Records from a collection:
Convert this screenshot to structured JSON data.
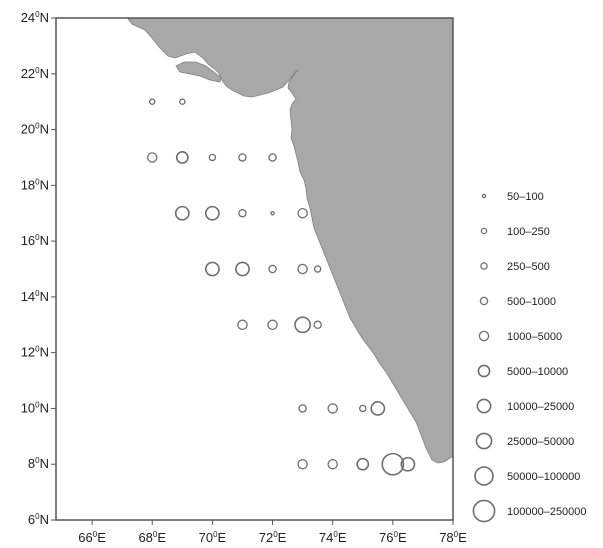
{
  "map": {
    "y_ticks": [
      {
        "label": "24",
        "sup": "0",
        "hemi": "N",
        "lat": 24
      },
      {
        "label": "22",
        "sup": "0",
        "hemi": "N",
        "lat": 22
      },
      {
        "label": "20",
        "sup": "0",
        "hemi": "N",
        "lat": 20
      },
      {
        "label": "18",
        "sup": "0",
        "hemi": "N",
        "lat": 18
      },
      {
        "label": "16",
        "sup": "0",
        "hemi": "N",
        "lat": 16
      },
      {
        "label": "14",
        "sup": "0",
        "hemi": "N",
        "lat": 14
      },
      {
        "label": "12",
        "sup": "0",
        "hemi": "N",
        "lat": 12
      },
      {
        "label": "10",
        "sup": "0",
        "hemi": "N",
        "lat": 10
      },
      {
        "label": "8",
        "sup": "0",
        "hemi": "N",
        "lat": 8
      },
      {
        "label": "6",
        "sup": "0",
        "hemi": "N",
        "lat": 6
      }
    ],
    "x_ticks": [
      {
        "label": "66",
        "sup": "0",
        "hemi": "E",
        "lon": 66
      },
      {
        "label": "68",
        "sup": "0",
        "hemi": "E",
        "lon": 68
      },
      {
        "label": "70",
        "sup": "0",
        "hemi": "E",
        "lon": 70
      },
      {
        "label": "72",
        "sup": "0",
        "hemi": "E",
        "lon": 72
      },
      {
        "label": "74",
        "sup": "0",
        "hemi": "E",
        "lon": 74
      },
      {
        "label": "76",
        "sup": "0",
        "hemi": "E",
        "lon": 76
      },
      {
        "label": "78",
        "sup": "0",
        "hemi": "E",
        "lon": 78
      }
    ],
    "extent": {
      "lon": [
        64.8,
        78
      ],
      "lat": [
        6,
        24
      ]
    },
    "colors": {
      "land": "#a8a8a8",
      "land_stroke": "#808080",
      "marker": "#6e6e6e",
      "frame": "#555555"
    }
  },
  "legend": {
    "items": [
      {
        "label": "50–100",
        "cls": 1
      },
      {
        "label": "100–250",
        "cls": 2
      },
      {
        "label": "250–500",
        "cls": 3
      },
      {
        "label": "500–1000",
        "cls": 4
      },
      {
        "label": "1000–5000",
        "cls": 5
      },
      {
        "label": "5000–10000",
        "cls": 6
      },
      {
        "label": "10000–25000",
        "cls": 7
      },
      {
        "label": "25000–50000",
        "cls": 8
      },
      {
        "label": "50000–100000",
        "cls": 9
      },
      {
        "label": "100000–250000",
        "cls": 10
      }
    ]
  },
  "stations": [
    {
      "lon": 68,
      "lat": 21,
      "cls": 2
    },
    {
      "lon": 69,
      "lat": 21,
      "cls": 2
    },
    {
      "lon": 68,
      "lat": 19,
      "cls": 5
    },
    {
      "lon": 69,
      "lat": 19,
      "cls": 6
    },
    {
      "lon": 70,
      "lat": 19,
      "cls": 3
    },
    {
      "lon": 71,
      "lat": 19,
      "cls": 4
    },
    {
      "lon": 72,
      "lat": 19,
      "cls": 4
    },
    {
      "lon": 69,
      "lat": 17,
      "cls": 7
    },
    {
      "lon": 70,
      "lat": 17,
      "cls": 7
    },
    {
      "lon": 71,
      "lat": 17,
      "cls": 4
    },
    {
      "lon": 72,
      "lat": 17,
      "cls": 1
    },
    {
      "lon": 73,
      "lat": 17,
      "cls": 5
    },
    {
      "lon": 70,
      "lat": 15,
      "cls": 7
    },
    {
      "lon": 71,
      "lat": 15,
      "cls": 7
    },
    {
      "lon": 72,
      "lat": 15,
      "cls": 4
    },
    {
      "lon": 73,
      "lat": 15,
      "cls": 5
    },
    {
      "lon": 73.5,
      "lat": 15,
      "cls": 3
    },
    {
      "lon": 71,
      "lat": 13,
      "cls": 5
    },
    {
      "lon": 72,
      "lat": 13,
      "cls": 5
    },
    {
      "lon": 73,
      "lat": 13,
      "cls": 8
    },
    {
      "lon": 73.5,
      "lat": 13,
      "cls": 4
    },
    {
      "lon": 73,
      "lat": 10,
      "cls": 4
    },
    {
      "lon": 74,
      "lat": 10,
      "cls": 5
    },
    {
      "lon": 75,
      "lat": 10,
      "cls": 3
    },
    {
      "lon": 75.5,
      "lat": 10,
      "cls": 7
    },
    {
      "lon": 73,
      "lat": 8,
      "cls": 5
    },
    {
      "lon": 74,
      "lat": 8,
      "cls": 5
    },
    {
      "lon": 75,
      "lat": 8,
      "cls": 6
    },
    {
      "lon": 76,
      "lat": 8,
      "cls": 10
    },
    {
      "lon": 76.5,
      "lat": 8,
      "cls": 7
    }
  ]
}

* [WRITTEN TASK]:
Word for word, quote the full listing, omitting every picture.

* [ANSWER FOR THIS EXERCISE]:
Convert this screenshot to structured JSON data.
{
  "map": {
    "y_ticks": [
      {
        "label": "24",
        "sup": "0",
        "hemi": "N",
        "lat": 24
      },
      {
        "label": "22",
        "sup": "0",
        "hemi": "N",
        "lat": 22
      },
      {
        "label": "20",
        "sup": "0",
        "hemi": "N",
        "lat": 20
      },
      {
        "label": "18",
        "sup": "0",
        "hemi": "N",
        "lat": 18
      },
      {
        "label": "16",
        "sup": "0",
        "hemi": "N",
        "lat": 16
      },
      {
        "label": "14",
        "sup": "0",
        "hemi": "N",
        "lat": 14
      },
      {
        "label": "12",
        "sup": "0",
        "hemi": "N",
        "lat": 12
      },
      {
        "label": "10",
        "sup": "0",
        "hemi": "N",
        "lat": 10
      },
      {
        "label": "8",
        "sup": "0",
        "hemi": "N",
        "lat": 8
      },
      {
        "label": "6",
        "sup": "0",
        "hemi": "N",
        "lat": 6
      }
    ],
    "x_ticks": [
      {
        "label": "66",
        "sup": "0",
        "hemi": "E",
        "lon": 66
      },
      {
        "label": "68",
        "sup": "0",
        "hemi": "E",
        "lon": 68
      },
      {
        "label": "70",
        "sup": "0",
        "hemi": "E",
        "lon": 70
      },
      {
        "label": "72",
        "sup": "0",
        "hemi": "E",
        "lon": 72
      },
      {
        "label": "74",
        "sup": "0",
        "hemi": "E",
        "lon": 74
      },
      {
        "label": "76",
        "sup": "0",
        "hemi": "E",
        "lon": 76
      },
      {
        "label": "78",
        "sup": "0",
        "hemi": "E",
        "lon": 78
      }
    ],
    "extent": {
      "lon": [
        64.8,
        78
      ],
      "lat": [
        6,
        24
      ]
    },
    "colors": {
      "land": "#a8a8a8",
      "land_stroke": "#808080",
      "marker": "#6e6e6e",
      "frame": "#555555"
    }
  },
  "legend": {
    "items": [
      {
        "label": "50–100",
        "cls": 1
      },
      {
        "label": "100–250",
        "cls": 2
      },
      {
        "label": "250–500",
        "cls": 3
      },
      {
        "label": "500–1000",
        "cls": 4
      },
      {
        "label": "1000–5000",
        "cls": 5
      },
      {
        "label": "5000–10000",
        "cls": 6
      },
      {
        "label": "10000–25000",
        "cls": 7
      },
      {
        "label": "25000–50000",
        "cls": 8
      },
      {
        "label": "50000–100000",
        "cls": 9
      },
      {
        "label": "100000–250000",
        "cls": 10
      }
    ]
  },
  "stations": [
    {
      "lon": 68,
      "lat": 21,
      "cls": 2
    },
    {
      "lon": 69,
      "lat": 21,
      "cls": 2
    },
    {
      "lon": 68,
      "lat": 19,
      "cls": 5
    },
    {
      "lon": 69,
      "lat": 19,
      "cls": 6
    },
    {
      "lon": 70,
      "lat": 19,
      "cls": 3
    },
    {
      "lon": 71,
      "lat": 19,
      "cls": 4
    },
    {
      "lon": 72,
      "lat": 19,
      "cls": 4
    },
    {
      "lon": 69,
      "lat": 17,
      "cls": 7
    },
    {
      "lon": 70,
      "lat": 17,
      "cls": 7
    },
    {
      "lon": 71,
      "lat": 17,
      "cls": 4
    },
    {
      "lon": 72,
      "lat": 17,
      "cls": 1
    },
    {
      "lon": 73,
      "lat": 17,
      "cls": 5
    },
    {
      "lon": 70,
      "lat": 15,
      "cls": 7
    },
    {
      "lon": 71,
      "lat": 15,
      "cls": 7
    },
    {
      "lon": 72,
      "lat": 15,
      "cls": 4
    },
    {
      "lon": 73,
      "lat": 15,
      "cls": 5
    },
    {
      "lon": 73.5,
      "lat": 15,
      "cls": 3
    },
    {
      "lon": 71,
      "lat": 13,
      "cls": 5
    },
    {
      "lon": 72,
      "lat": 13,
      "cls": 5
    },
    {
      "lon": 73,
      "lat": 13,
      "cls": 8
    },
    {
      "lon": 73.5,
      "lat": 13,
      "cls": 4
    },
    {
      "lon": 73,
      "lat": 10,
      "cls": 4
    },
    {
      "lon": 74,
      "lat": 10,
      "cls": 5
    },
    {
      "lon": 75,
      "lat": 10,
      "cls": 3
    },
    {
      "lon": 75.5,
      "lat": 10,
      "cls": 7
    },
    {
      "lon": 73,
      "lat": 8,
      "cls": 5
    },
    {
      "lon": 74,
      "lat": 8,
      "cls": 5
    },
    {
      "lon": 75,
      "lat": 8,
      "cls": 6
    },
    {
      "lon": 76,
      "lat": 8,
      "cls": 10
    },
    {
      "lon": 76.5,
      "lat": 8,
      "cls": 7
    }
  ]
}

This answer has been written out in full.